**Requirements**: Would you write out the entries below, every one of them, exactly?

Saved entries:
+++++
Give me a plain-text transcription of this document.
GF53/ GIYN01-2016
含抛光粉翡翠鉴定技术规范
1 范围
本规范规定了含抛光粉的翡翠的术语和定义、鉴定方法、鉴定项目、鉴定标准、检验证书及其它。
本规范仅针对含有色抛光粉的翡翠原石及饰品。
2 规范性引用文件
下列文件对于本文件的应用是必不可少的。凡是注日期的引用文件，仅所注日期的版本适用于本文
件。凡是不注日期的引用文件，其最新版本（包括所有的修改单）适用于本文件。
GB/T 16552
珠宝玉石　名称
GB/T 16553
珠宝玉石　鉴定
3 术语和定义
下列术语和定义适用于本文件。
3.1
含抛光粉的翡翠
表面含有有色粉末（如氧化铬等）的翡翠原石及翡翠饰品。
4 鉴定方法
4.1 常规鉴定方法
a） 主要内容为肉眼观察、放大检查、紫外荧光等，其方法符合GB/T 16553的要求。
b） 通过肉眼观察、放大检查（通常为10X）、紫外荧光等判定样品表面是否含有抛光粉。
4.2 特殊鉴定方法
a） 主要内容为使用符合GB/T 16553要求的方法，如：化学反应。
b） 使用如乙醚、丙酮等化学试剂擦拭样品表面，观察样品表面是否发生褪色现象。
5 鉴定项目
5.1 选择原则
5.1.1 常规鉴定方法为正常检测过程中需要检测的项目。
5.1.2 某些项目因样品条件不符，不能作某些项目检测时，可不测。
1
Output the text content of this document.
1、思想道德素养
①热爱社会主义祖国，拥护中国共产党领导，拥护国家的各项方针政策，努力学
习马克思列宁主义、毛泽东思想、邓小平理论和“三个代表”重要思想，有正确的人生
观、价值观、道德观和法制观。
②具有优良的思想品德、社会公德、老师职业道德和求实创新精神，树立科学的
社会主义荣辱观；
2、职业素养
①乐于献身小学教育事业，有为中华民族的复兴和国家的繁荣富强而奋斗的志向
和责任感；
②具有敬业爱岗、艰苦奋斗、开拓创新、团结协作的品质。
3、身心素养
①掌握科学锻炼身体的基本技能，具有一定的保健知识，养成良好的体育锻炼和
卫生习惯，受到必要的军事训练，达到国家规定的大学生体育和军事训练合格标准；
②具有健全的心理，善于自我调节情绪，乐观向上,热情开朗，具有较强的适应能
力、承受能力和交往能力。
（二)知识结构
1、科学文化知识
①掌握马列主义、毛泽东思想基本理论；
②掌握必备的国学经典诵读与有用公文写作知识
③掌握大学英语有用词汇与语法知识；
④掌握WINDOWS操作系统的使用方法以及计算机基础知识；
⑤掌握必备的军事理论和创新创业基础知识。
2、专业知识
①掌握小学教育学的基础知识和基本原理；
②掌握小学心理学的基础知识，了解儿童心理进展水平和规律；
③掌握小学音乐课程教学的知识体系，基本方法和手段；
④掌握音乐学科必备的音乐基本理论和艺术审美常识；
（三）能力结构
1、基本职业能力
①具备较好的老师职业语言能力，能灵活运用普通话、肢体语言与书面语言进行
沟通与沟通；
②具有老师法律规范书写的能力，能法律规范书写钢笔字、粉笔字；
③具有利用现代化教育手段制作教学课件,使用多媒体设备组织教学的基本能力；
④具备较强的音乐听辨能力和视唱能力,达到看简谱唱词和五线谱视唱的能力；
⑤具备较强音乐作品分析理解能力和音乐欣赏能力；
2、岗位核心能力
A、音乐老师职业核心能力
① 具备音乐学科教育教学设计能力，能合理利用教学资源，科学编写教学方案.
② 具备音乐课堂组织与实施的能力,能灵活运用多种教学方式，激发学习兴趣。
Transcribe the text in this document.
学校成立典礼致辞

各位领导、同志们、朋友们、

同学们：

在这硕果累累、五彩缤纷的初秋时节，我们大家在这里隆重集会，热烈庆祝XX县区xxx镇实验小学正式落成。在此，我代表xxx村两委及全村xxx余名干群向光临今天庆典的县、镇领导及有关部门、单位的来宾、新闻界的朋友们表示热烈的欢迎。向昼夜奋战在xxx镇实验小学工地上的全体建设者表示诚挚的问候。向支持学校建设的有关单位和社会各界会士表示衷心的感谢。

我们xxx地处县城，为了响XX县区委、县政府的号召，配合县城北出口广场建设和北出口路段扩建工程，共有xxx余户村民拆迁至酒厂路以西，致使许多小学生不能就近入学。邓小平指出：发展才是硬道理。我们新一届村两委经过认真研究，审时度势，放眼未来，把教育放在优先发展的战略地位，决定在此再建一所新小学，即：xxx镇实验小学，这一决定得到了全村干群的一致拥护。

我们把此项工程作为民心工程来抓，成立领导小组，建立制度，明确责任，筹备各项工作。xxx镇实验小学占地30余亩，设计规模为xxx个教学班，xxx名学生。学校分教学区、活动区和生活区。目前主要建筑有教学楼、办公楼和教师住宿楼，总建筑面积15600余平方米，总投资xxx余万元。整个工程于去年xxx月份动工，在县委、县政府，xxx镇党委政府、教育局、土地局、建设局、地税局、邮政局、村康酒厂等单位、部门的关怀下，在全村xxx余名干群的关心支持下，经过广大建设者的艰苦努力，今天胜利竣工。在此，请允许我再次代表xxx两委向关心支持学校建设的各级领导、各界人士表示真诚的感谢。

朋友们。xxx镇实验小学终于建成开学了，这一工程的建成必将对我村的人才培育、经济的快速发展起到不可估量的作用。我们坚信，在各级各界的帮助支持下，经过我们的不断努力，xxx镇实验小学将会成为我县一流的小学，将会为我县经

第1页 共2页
+++++
**Finished exercise**:
Give me a plain-text transcription of this document.
GF53/ GIYN01-2016
含抛光粉翡翠鉴定技术规范
1 范围
本规范规定了含抛光粉的翡翠的术语和定义、鉴定方法、鉴定项目、鉴定标准、检验证书及其它。
本规范仅针对含有色抛光粉的翡翠原石及饰品。
2 规范性引用文件
下列文件对于本文件的应用是必不可少的。凡是注日期的引用文件，仅所注日期的版本适用于本文
件。凡是不注日期的引用文件，其最新版本（包括所有的修改单）适用于本文件。
GB/T 16552
珠宝玉石　名称
GB/T 16553
珠宝玉石　鉴定
3 术语和定义
下列术语和定义适用于本文件。
3.1
含抛光粉的翡翠
表面含有有色粉末（如氧化铬等）的翡翠原石及翡翠饰品。
4 鉴定方法
4.1 常规鉴定方法
a） 主要内容为肉眼观察、放大检查、紫外荧光等，其方法符合GB/T 16553的要求。
b） 通过肉眼观察、放大检查（通常为10X）、紫外荧光等判定样品表面是否含有抛光粉。
4.2 特殊鉴定方法
a） 主要内容为使用符合GB/T 16553要求的方法，如：化学反应。
b） 使用如乙醚、丙酮等化学试剂擦拭样品表面，观察样品表面是否发生褪色现象。
5 鉴定项目
5.1 选择原则
5.1.1 常规鉴定方法为正常检测过程中需要检测的项目。
5.1.2 某些项目因样品条件不符，不能作某些项目检测时，可不测。
1
Output the text content of this document.
1、思想道德素养
①热爱社会主义祖国，拥护中国共产党领导，拥护国家的各项方针政策，努力学
习马克思列宁主义、毛泽东思想、邓小平理论和“三个代表”重要思想，有正确的人生
观、价值观、道德观和法制观。
②具有优良的思想品德、社会公德、老师职业道德和求实创新精神，树立科学的
社会主义荣辱观；
2、职业素养
①乐于献身小学教育事业，有为中华民族的复兴和国家的繁荣富强而奋斗的志向
和责任感；
②具有敬业爱岗、艰苦奋斗、开拓创新、团结协作的品质。
3、身心素养
①掌握科学锻炼身体的基本技能，具有一定的保健知识，养成良好的体育锻炼和
卫生习惯，受到必要的军事训练，达到国家规定的大学生体育和军事训练合格标准；
②具有健全的心理，善于自我调节情绪，乐观向上,热情开朗，具有较强的适应能
力、承受能力和交往能力。
（二)知识结构
1、科学文化知识
①掌握马列主义、毛泽东思想基本理论；
②掌握必备的国学经典诵读与有用公文写作知识
③掌握大学英语有用词汇与语法知识；
④掌握WINDOWS操作系统的使用方法以及计算机基础知识；
⑤掌握必备的军事理论和创新创业基础知识。
2、专业知识
①掌握小学教育学的基础知识和基本原理；
②掌握小学心理学的基础知识，了解儿童心理进展水平和规律；
③掌握小学音乐课程教学的知识体系，基本方法和手段；
④掌握音乐学科必备的音乐基本理论和艺术审美常识；
（三）能力结构
1、基本职业能力
①具备较好的老师职业语言能力，能灵活运用普通话、肢体语言与书面语言进行
沟通与沟通；
②具有老师法律规范书写的能力，能法律规范书写钢笔字、粉笔字；
③具有利用现代化教育手段制作教学课件,使用多媒体设备组织教学的基本能力；
④具备较强的音乐听辨能力和视唱能力,达到看简谱唱词和五线谱视唱的能力；
⑤具备较强音乐作品分析理解能力和音乐欣赏能力；
2、岗位核心能力
A、音乐老师职业核心能力
① 具备音乐学科教育教学设计能力，能合理利用教学资源，科学编写教学方案.
② 具备音乐课堂组织与实施的能力,能灵活运用多种教学方式，激发学习兴趣。
Transcribe the text in this document.
学校成立典礼致辞

各位领导、同志们、朋友们、

同学们：

在这硕果累累、五彩缤纷的初秋时节，我们大家在这里隆重集会，热烈庆祝XX县区xxx镇实验小学正式落成。在此，我代表xxx村两委及全村xxx余名干群向光临今天庆典的县、镇领导及有关部门、单位的来宾、新闻界的朋友们表示热烈的欢迎。向昼夜奋战在xxx镇实验小学工地上的全体建设者表示诚挚的问候。向支持学校建设的有关单位和社会各界会士表示衷心的感谢。

我们xxx地处县城，为了响XX县区委、县政府的号召，配合县城北出口广场建设和北出口路段扩建工程，共有xxx余户村民拆迁至酒厂路以西，致使许多小学生不能就近入学。邓小平指出：发展才是硬道理。我们新一届村两委经过认真研究，审时度势，放眼未来，把教育放在优先发展的战略地位，决定在此再建一所新小学，即：xxx镇实验小学，这一决定得到了全村干群的一致拥护。

我们把此项工程作为民心工程来抓，成立领导小组，建立制度，明确责任，筹备各项工作。xxx镇实验小学占地30余亩，设计规模为xxx个教学班，xxx名学生。学校分教学区、活动区和生活区。目前主要建筑有教学楼、办公楼和教师住宿楼，总建筑面积15600余平方米，总投资xxx余万元。整个工程于去年xxx月份动工，在县委、县政府，xxx镇党委政府、教育局、土地局、建设局、地税局、邮政局、村康酒厂等单位、部门的关怀下，在全村xxx余名干群的关心支持下，经过广大建设者的艰苦努力，今天胜利竣工。在此，请允许我再次代表xxx两委向关心支持学校建设的各级领导、各界人士表示真诚的感谢。

朋友们。xxx镇实验小学终于建成开学了，这一工程的建成必将对我村的人才培育、经济的快速发展起到不可估量的作用。我们坚信，在各级各界的帮助支持下，经过我们的不断努力，xxx镇实验小学将会成为我县一流的小学，将会为我县经

第1页 共2页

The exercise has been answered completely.